> TASK OBJECTIVE:
Please render the data below as a two-column CSV with the headers input and output. Give one row per text-and-answer pair, with each value in a single quoted field and line breaks replaced by spaces.

> Records from a collection:
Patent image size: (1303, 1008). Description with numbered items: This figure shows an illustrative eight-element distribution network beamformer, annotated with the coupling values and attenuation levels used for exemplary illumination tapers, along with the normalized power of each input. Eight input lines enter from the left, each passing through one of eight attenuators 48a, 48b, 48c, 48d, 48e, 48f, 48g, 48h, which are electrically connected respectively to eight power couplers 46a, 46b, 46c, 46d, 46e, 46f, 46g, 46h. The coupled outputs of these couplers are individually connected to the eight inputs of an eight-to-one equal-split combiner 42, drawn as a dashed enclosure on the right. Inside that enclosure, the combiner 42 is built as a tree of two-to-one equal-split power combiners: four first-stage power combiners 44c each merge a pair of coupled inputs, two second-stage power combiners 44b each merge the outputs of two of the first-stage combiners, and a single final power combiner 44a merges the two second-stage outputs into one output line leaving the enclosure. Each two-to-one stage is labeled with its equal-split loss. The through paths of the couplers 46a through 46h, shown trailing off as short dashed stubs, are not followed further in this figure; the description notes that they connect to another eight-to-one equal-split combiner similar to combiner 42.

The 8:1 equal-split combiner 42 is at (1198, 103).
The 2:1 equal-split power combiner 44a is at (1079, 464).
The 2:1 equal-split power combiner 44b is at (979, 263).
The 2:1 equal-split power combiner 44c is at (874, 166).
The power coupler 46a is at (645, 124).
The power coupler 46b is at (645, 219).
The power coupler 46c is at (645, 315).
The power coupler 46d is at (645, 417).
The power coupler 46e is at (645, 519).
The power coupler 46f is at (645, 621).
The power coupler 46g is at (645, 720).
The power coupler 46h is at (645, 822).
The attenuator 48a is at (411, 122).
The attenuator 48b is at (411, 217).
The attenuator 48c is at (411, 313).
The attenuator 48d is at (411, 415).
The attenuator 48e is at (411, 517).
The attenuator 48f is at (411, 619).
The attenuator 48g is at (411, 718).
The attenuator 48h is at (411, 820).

> CORRECT RESULT:
input,output
"Patent image size: (1303, 1008). Description with numbered items: This figure shows an illustrative eight-element distribution network beamformer, annotated with the coupling values and attenuation levels used for exemplary illumination tapers, along with the normalized power of each input. Eight input lines enter from the left, each passing through one of eight attenuators 48a, 48b, 48c, 48d, 48e, 48f, 48g, 48h, which are electrically connected respectively to eight power couplers 46a, 46b, 46c, 46d, 46e, 46f, 46g, 46h. The coupled outputs of these couplers are individually connected to the eight inputs of an eight-to-one equal-split combiner 42, drawn as a dashed enclosure on the right. Inside that enclosure, the combiner 42 is built as a tree of two-to-one equal-split power combiners: four first-stage power combiners 44c each merge a pair of coupled inputs, two second-stage power combiners 44b each merge the outputs of two of the first-stage combiners, and a single final power combiner 44a merges the two second-stage outputs into one output line leaving the enclosure. Each two-to-one stage is labeled with its equal-split loss. The through paths of the couplers 46a through 46h, shown trailing off as short dashed stubs, are not followed further in this figure; the description notes that they connect to another eight-to-one equal-split combiner similar to combiner 42.","The 8:1 equal-split combiner 42 is at (1198, 103). The 2:1 equal-split power combiner 44a is at (1079, 464). The 2:1 equal-split power combiner 44b is at (979, 263). The 2:1 equal-split power combiner 44c is at (874, 166). The power coupler 46a is at (645, 124). The power coupler 46b is at (645, 219). The power coupler 46c is at (645, 315). The power coupler 46d is at (645, 417). The power coupler 46e is at (645, 519). The power coupler 46f is at (645, 621). The power coupler 46g is at (645, 720). The power coupler 46h is at (645, 822). The attenuator 48a is at (411, 122). The attenuator 48b is at (411, 217). The attenuator 48c is at (411, 313). The attenuator 48d is at (411, 415). The attenuator 48e is at (411, 517). The attenuator 48f is at (411, 619). The attenuator 48g is at (411, 718). The attenuator 48h is at (411, 820)."